● **GOAL**: Where a line in the listing below contains the word "НЕВРОТИЧЕСКИМ", copy that line.

(Stored items)

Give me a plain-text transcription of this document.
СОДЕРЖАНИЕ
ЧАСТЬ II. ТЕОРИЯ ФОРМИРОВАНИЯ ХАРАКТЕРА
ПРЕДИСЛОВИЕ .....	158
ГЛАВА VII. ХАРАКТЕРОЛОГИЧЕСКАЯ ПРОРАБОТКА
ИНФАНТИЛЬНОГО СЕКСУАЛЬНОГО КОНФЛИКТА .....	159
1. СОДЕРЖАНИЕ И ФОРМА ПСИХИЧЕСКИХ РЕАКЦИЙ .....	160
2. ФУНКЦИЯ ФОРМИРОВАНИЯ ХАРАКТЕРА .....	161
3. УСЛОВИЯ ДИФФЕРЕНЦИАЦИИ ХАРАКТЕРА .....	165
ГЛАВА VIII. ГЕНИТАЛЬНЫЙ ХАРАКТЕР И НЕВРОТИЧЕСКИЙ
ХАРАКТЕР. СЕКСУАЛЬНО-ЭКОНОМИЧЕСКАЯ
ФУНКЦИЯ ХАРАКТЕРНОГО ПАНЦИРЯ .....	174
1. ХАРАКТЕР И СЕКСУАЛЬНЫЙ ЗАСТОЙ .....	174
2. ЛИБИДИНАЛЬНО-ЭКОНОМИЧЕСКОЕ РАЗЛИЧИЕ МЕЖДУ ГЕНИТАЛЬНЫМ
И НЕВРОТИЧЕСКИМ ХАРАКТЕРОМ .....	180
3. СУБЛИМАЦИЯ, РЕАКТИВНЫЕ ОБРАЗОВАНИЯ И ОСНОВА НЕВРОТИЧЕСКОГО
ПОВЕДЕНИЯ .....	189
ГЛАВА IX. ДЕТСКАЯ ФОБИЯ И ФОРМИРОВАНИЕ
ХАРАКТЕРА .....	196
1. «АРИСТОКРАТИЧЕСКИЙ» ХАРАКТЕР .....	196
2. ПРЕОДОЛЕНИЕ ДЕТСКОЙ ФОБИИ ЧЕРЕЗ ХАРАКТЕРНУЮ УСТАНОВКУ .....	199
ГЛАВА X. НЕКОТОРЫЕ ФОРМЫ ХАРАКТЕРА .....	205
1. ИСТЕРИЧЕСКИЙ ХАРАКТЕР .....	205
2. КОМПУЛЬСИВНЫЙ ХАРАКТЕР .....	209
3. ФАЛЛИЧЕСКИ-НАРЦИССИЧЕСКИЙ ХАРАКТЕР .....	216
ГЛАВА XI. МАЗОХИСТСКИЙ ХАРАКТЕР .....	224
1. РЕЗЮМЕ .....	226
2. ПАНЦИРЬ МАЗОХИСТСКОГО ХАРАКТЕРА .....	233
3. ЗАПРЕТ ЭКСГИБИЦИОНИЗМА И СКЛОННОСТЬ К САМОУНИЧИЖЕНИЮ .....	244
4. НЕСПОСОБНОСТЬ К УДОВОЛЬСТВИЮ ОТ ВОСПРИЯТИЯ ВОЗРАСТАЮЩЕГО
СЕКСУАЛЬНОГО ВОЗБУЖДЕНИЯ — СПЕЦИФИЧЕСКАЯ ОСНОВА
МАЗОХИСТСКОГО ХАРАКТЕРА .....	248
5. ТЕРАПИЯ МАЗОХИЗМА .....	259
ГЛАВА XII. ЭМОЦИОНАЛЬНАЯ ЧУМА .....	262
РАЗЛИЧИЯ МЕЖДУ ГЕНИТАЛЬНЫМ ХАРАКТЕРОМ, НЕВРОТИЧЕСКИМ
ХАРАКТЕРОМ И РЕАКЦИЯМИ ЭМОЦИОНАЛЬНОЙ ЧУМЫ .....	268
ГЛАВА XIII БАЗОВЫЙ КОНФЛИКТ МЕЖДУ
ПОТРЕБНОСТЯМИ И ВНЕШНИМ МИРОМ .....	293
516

==

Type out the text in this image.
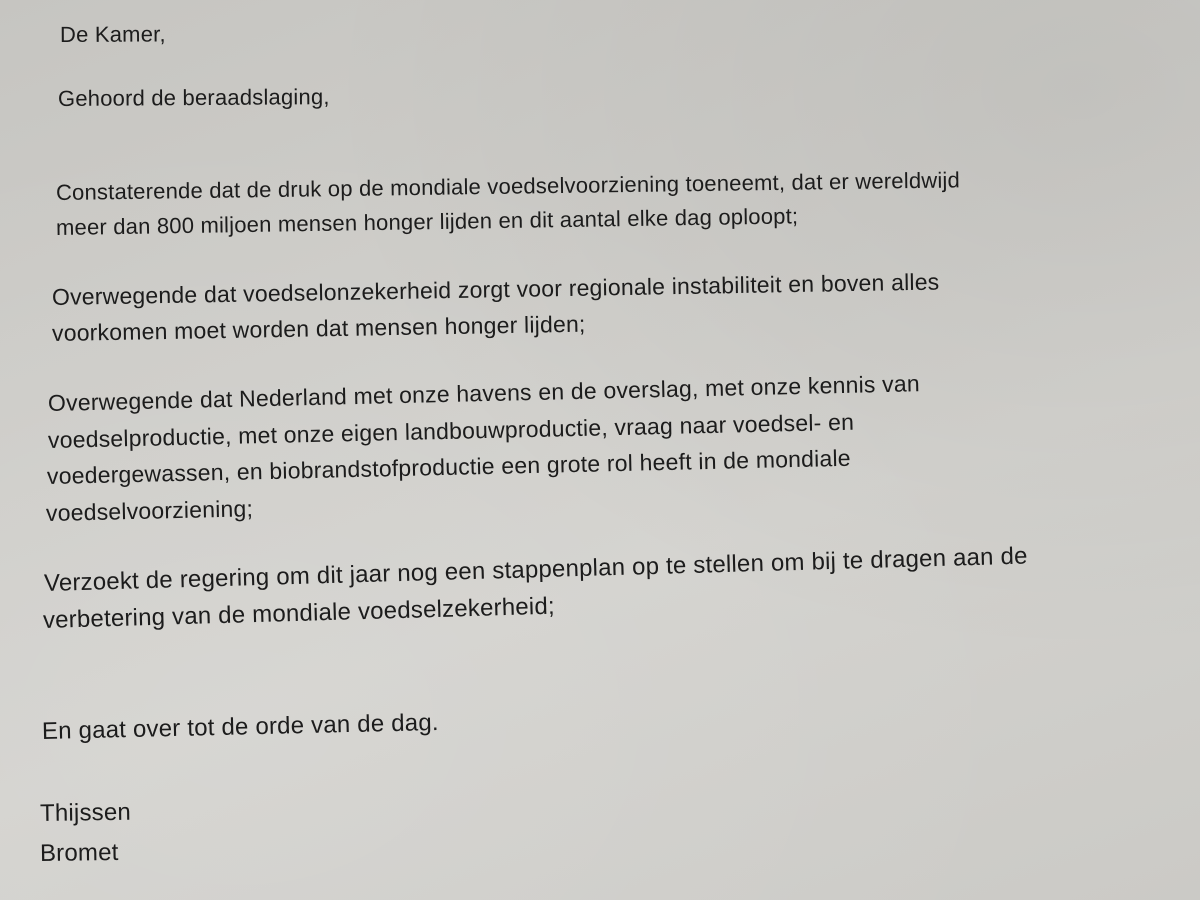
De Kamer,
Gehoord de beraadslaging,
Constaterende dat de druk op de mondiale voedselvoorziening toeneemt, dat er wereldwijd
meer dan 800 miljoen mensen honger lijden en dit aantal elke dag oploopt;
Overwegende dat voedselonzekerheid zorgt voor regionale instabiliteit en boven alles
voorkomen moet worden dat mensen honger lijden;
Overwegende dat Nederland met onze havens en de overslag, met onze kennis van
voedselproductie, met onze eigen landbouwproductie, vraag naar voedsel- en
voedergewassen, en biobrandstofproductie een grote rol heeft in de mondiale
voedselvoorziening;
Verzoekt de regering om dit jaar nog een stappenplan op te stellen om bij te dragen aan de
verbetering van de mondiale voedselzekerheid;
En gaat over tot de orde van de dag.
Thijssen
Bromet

● **PROBLEM SOLUTION**:
И НЕВРОТИЧЕСКИМ ХАРАКТЕРОМ .....	180
РАЗЛИЧИЯ МЕЖДУ ГЕНИТАЛЬНЫМ ХАРАКТЕРОМ, НЕВРОТИЧЕСКИМ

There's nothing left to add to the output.